:: MATERIAL SUPPLIED ::

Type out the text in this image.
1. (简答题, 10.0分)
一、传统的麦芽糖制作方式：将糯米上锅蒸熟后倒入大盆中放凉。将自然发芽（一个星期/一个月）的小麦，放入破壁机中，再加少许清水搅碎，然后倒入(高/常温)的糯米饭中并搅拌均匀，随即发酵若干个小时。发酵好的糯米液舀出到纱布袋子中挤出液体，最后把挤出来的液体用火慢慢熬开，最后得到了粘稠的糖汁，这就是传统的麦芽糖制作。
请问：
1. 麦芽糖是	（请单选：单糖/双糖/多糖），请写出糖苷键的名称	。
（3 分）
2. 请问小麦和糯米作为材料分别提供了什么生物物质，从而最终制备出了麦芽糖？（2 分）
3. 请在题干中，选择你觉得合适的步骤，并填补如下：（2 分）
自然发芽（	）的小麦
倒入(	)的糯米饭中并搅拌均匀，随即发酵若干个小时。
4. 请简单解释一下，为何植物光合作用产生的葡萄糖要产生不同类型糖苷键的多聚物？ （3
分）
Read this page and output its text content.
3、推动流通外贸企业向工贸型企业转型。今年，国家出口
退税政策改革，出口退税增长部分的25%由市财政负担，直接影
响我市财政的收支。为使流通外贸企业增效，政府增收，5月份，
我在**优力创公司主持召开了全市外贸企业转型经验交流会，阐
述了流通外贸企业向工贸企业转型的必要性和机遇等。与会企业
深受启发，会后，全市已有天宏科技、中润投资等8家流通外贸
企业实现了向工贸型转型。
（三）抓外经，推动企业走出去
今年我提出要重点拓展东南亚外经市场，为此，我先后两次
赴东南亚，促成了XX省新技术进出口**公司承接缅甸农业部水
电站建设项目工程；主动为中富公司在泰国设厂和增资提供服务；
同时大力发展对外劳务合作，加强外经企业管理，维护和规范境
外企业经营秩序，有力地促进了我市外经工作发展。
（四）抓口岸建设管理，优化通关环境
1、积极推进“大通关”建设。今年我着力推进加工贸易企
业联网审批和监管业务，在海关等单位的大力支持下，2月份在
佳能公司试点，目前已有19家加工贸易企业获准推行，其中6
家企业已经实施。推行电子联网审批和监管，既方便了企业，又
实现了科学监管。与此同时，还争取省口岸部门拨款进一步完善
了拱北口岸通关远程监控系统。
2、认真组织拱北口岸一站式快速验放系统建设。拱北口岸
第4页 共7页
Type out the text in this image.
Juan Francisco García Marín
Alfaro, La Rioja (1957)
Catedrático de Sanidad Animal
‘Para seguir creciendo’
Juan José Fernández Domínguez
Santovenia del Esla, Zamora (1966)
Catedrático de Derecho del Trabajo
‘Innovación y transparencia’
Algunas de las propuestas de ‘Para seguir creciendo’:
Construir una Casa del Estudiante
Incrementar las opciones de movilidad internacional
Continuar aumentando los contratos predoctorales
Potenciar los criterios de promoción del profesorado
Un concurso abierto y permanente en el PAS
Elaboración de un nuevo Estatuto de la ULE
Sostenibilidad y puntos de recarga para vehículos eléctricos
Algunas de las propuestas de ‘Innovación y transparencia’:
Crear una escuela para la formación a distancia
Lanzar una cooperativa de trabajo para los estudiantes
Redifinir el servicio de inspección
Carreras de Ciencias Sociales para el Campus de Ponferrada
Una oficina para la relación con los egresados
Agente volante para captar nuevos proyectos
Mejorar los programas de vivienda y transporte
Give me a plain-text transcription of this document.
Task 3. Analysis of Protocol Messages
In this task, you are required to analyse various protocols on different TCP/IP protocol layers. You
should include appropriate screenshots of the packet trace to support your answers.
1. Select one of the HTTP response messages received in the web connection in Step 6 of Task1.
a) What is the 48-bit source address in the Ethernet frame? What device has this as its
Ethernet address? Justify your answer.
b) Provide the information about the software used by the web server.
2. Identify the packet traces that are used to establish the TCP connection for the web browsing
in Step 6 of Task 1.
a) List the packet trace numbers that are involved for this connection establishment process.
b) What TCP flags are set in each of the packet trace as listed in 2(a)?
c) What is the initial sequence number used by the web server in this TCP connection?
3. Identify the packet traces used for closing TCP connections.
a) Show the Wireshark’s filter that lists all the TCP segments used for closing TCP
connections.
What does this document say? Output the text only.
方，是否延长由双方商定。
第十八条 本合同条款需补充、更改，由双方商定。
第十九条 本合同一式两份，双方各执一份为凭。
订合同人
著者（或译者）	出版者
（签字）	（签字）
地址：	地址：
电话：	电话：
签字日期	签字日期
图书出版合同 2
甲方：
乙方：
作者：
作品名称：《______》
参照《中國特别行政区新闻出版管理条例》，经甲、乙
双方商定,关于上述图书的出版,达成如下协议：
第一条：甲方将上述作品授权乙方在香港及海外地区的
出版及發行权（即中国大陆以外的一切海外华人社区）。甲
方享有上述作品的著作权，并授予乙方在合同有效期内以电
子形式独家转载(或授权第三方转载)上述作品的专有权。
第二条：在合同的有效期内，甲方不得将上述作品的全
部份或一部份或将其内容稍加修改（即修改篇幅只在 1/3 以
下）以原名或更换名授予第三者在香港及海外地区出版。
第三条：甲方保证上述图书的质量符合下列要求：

:::

Repeat the material above in full, keeping every word.

RESULT OF THIS EXERCISE.
Type out the text in this image.
1. (简答题, 10.0分)
一、传统的麦芽糖制作方式：将糯米上锅蒸熟后倒入大盆中放凉。将自然发芽（一个星期/一个月）的小麦，放入破壁机中，再加少许清水搅碎，然后倒入(高/常温)的糯米饭中并搅拌均匀，随即发酵若干个小时。发酵好的糯米液舀出到纱布袋子中挤出液体，最后把挤出来的液体用火慢慢熬开，最后得到了粘稠的糖汁，这就是传统的麦芽糖制作。
请问：
1. 麦芽糖是	（请单选：单糖/双糖/多糖），请写出糖苷键的名称	。
（3 分）
2. 请问小麦和糯米作为材料分别提供了什么生物物质，从而最终制备出了麦芽糖？（2 分）
3. 请在题干中，选择你觉得合适的步骤，并填补如下：（2 分）
自然发芽（	）的小麦
倒入(	)的糯米饭中并搅拌均匀，随即发酵若干个小时。
4. 请简单解释一下，为何植物光合作用产生的葡萄糖要产生不同类型糖苷键的多聚物？ （3
分）
Read this page and output its text content.
3、推动流通外贸企业向工贸型企业转型。今年，国家出口
退税政策改革，出口退税增长部分的25%由市财政负担，直接影
响我市财政的收支。为使流通外贸企业增效，政府增收，5月份，
我在**优力创公司主持召开了全市外贸企业转型经验交流会，阐
述了流通外贸企业向工贸企业转型的必要性和机遇等。与会企业
深受启发，会后，全市已有天宏科技、中润投资等8家流通外贸
企业实现了向工贸型转型。
（三）抓外经，推动企业走出去
今年我提出要重点拓展东南亚外经市场，为此，我先后两次
赴东南亚，促成了XX省新技术进出口**公司承接缅甸农业部水
电站建设项目工程；主动为中富公司在泰国设厂和增资提供服务；
同时大力发展对外劳务合作，加强外经企业管理，维护和规范境
外企业经营秩序，有力地促进了我市外经工作发展。
（四）抓口岸建设管理，优化通关环境
1、积极推进“大通关”建设。今年我着力推进加工贸易企
业联网审批和监管业务，在海关等单位的大力支持下，2月份在
佳能公司试点，目前已有19家加工贸易企业获准推行，其中6
家企业已经实施。推行电子联网审批和监管，既方便了企业，又
实现了科学监管。与此同时，还争取省口岸部门拨款进一步完善
了拱北口岸通关远程监控系统。
2、认真组织拱北口岸一站式快速验放系统建设。拱北口岸
第4页 共7页
Type out the text in this image.
Juan Francisco García Marín
Alfaro, La Rioja (1957)
Catedrático de Sanidad Animal
‘Para seguir creciendo’
Juan José Fernández Domínguez
Santovenia del Esla, Zamora (1966)
Catedrático de Derecho del Trabajo
‘Innovación y transparencia’
Algunas de las propuestas de ‘Para seguir creciendo’:
Construir una Casa del Estudiante
Incrementar las opciones de movilidad internacional
Continuar aumentando los contratos predoctorales
Potenciar los criterios de promoción del profesorado
Un concurso abierto y permanente en el PAS
Elaboración de un nuevo Estatuto de la ULE
Sostenibilidad y puntos de recarga para vehículos eléctricos
Algunas de las propuestas de ‘Innovación y transparencia’:
Crear una escuela para la formación a distancia
Lanzar una cooperativa de trabajo para los estudiantes
Redifinir el servicio de inspección
Carreras de Ciencias Sociales para el Campus de Ponferrada
Una oficina para la relación con los egresados
Agente volante para captar nuevos proyectos
Mejorar los programas de vivienda y transporte
Give me a plain-text transcription of this document.
Task 3. Analysis of Protocol Messages
In this task, you are required to analyse various protocols on different TCP/IP protocol layers. You
should include appropriate screenshots of the packet trace to support your answers.
1. Select one of the HTTP response messages received in the web connection in Step 6 of Task1.
a) What is the 48-bit source address in the Ethernet frame? What device has this as its
Ethernet address? Justify your answer.
b) Provide the information about the software used by the web server.
2. Identify the packet traces that are used to establish the TCP connection for the web browsing
in Step 6 of Task 1.
a) List the packet trace numbers that are involved for this connection establishment process.
b) What TCP flags are set in each of the packet trace as listed in 2(a)?
c) What is the initial sequence number used by the web server in this TCP connection?
3. Identify the packet traces used for closing TCP connections.
a) Show the Wireshark’s filter that lists all the TCP segments used for closing TCP
connections.
What does this document say? Output the text only.
方，是否延长由双方商定。
第十八条 本合同条款需补充、更改，由双方商定。
第十九条 本合同一式两份，双方各执一份为凭。
订合同人
著者（或译者）	出版者
（签字）	（签字）
地址：	地址：
电话：	电话：
签字日期	签字日期
图书出版合同 2
甲方：
乙方：
作者：
作品名称：《______》
参照《中國特别行政区新闻出版管理条例》，经甲、乙
双方商定,关于上述图书的出版,达成如下协议：
第一条：甲方将上述作品授权乙方在香港及海外地区的
出版及發行权（即中国大陆以外的一切海外华人社区）。甲
方享有上述作品的著作权，并授予乙方在合同有效期内以电
子形式独家转载(或授权第三方转载)上述作品的专有权。
第二条：在合同的有效期内，甲方不得将上述作品的全
部份或一部份或将其内容稍加修改（即修改篇幅只在 1/3 以
下）以原名或更换名授予第三者在香港及海外地区出版。
第三条：甲方保证上述图书的质量符合下列要求：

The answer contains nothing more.